TASK DETAILS> Restate each of the lines below word for word and drop every picture.

AVAILABLE DATA>
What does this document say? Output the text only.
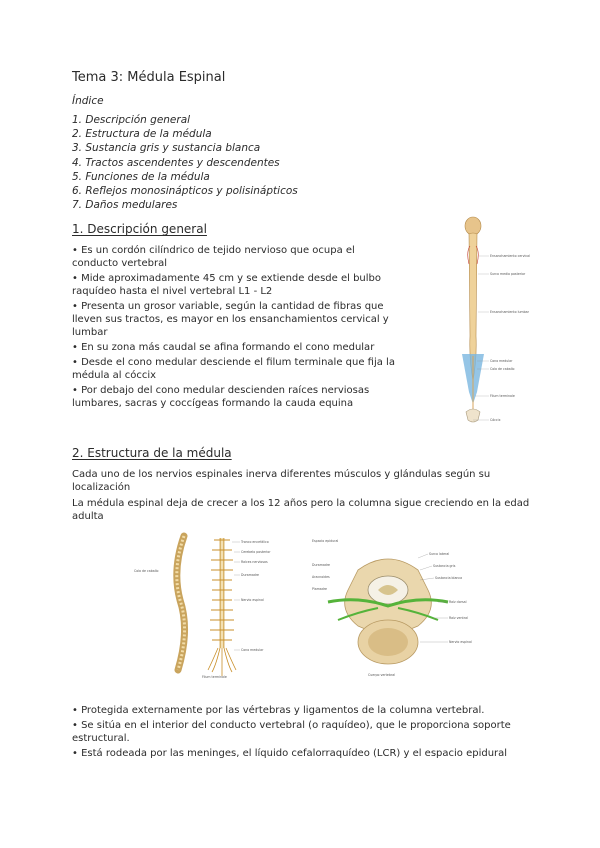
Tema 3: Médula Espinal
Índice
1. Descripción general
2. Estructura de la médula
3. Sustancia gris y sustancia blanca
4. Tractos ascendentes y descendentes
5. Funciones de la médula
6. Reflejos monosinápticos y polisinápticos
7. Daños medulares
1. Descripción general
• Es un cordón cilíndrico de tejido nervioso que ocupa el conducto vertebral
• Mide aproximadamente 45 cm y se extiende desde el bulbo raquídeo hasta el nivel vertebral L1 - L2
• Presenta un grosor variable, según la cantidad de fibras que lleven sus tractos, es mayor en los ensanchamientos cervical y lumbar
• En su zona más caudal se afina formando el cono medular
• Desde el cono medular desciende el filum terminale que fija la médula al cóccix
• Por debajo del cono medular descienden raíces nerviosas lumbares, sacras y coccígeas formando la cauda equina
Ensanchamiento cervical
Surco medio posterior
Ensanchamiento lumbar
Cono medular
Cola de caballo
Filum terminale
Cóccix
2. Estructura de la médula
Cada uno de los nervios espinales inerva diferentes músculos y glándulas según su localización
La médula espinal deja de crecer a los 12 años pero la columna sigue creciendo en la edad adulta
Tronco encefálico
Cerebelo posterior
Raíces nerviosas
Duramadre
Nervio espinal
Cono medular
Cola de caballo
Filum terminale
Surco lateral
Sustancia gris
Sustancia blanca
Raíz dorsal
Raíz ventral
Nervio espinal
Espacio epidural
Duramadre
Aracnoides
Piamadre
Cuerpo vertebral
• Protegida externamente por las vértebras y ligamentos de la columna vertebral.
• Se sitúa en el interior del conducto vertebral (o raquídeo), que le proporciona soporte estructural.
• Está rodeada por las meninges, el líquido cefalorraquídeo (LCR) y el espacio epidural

TASK OUTPUT>
What does this document say? Output the text only.
Tema 3: Médula Espinal
Índice
1. Descripción general
2. Estructura de la médula
3. Sustancia gris y sustancia blanca
4. Tractos ascendentes y descendentes
5. Funciones de la médula
6. Reflejos monosinápticos y polisinápticos
7. Daños medulares
1. Descripción general
• Es un cordón cilíndrico de tejido nervioso que ocupa el conducto vertebral
• Mide aproximadamente 45 cm y se extiende desde el bulbo raquídeo hasta el nivel vertebral L1 - L2
• Presenta un grosor variable, según la cantidad de fibras que lleven sus tractos, es mayor en los ensanchamientos cervical y lumbar
• En su zona más caudal se afina formando el cono medular
• Desde el cono medular desciende el filum terminale que fija la médula al cóccix
• Por debajo del cono medular descienden raíces nerviosas lumbares, sacras y coccígeas formando la cauda equina
Ensanchamiento cervical
Surco medio posterior
Ensanchamiento lumbar
Cono medular
Cola de caballo
Filum terminale
Cóccix
2. Estructura de la médula
Cada uno de los nervios espinales inerva diferentes músculos y glándulas según su localización
La médula espinal deja de crecer a los 12 años pero la columna sigue creciendo en la edad adulta
Tronco encefálico
Cerebelo posterior
Raíces nerviosas
Duramadre
Nervio espinal
Cono medular
Cola de caballo
Filum terminale
Surco lateral
Sustancia gris
Sustancia blanca
Raíz dorsal
Raíz ventral
Nervio espinal
Espacio epidural
Duramadre
Aracnoides
Piamadre
Cuerpo vertebral
• Protegida externamente por las vértebras y ligamentos de la columna vertebral.
• Se sitúa en el interior del conducto vertebral (o raquídeo), que le proporciona soporte estructural.
• Está rodeada por las meninges, el líquido cefalorraquídeo (LCR) y el espacio epidural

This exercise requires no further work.